== Task instructions ==
Please recast the entries below as a two-column CSV with columns named "prompt" and "completion", one row per entry, putting each entry's text and its answer in a single quoted field each and turning line breaks into spaces. Leave the pictures out.
---------- Raw records
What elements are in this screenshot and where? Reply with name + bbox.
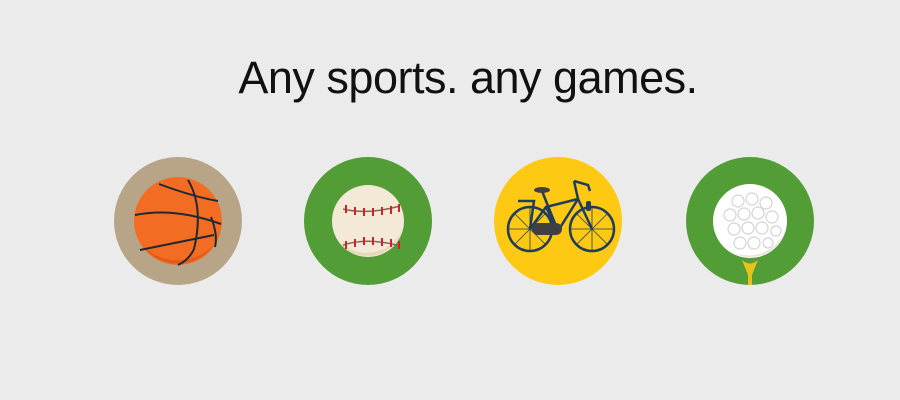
sport-cycling[interactable] — [494, 157, 622, 285]
sport-baseball[interactable] — [304, 157, 432, 285]
baseball-icon — [304, 157, 432, 285]
golf-ball-icon — [686, 157, 814, 285]
headline: Any sports. any games. — [238, 52, 698, 103]
bicycle-icon — [494, 157, 622, 285]
basketball-icon — [114, 157, 242, 285]
sport-basketball[interactable] — [114, 157, 242, 285]
sport-golf[interactable] — [686, 157, 814, 285]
--------------------
== Solution for this task ==
prompt,completion
"What elements are in this screenshot and where? Reply with name + bbox.","sport-cycling[interactable] — [494, 157, 622, 285] sport-baseball[interactable] — [304, 157, 432, 285] baseball-icon — [304, 157, 432, 285] golf-ball-icon — [686, 157, 814, 285] headline: Any sports. any games. — [238, 52, 698, 103] bicycle-icon — [494, 157, 622, 285] basketball-icon — [114, 157, 242, 285] sport-basketball[interactable] — [114, 157, 242, 285] sport-golf[interactable] — [686, 157, 814, 285]"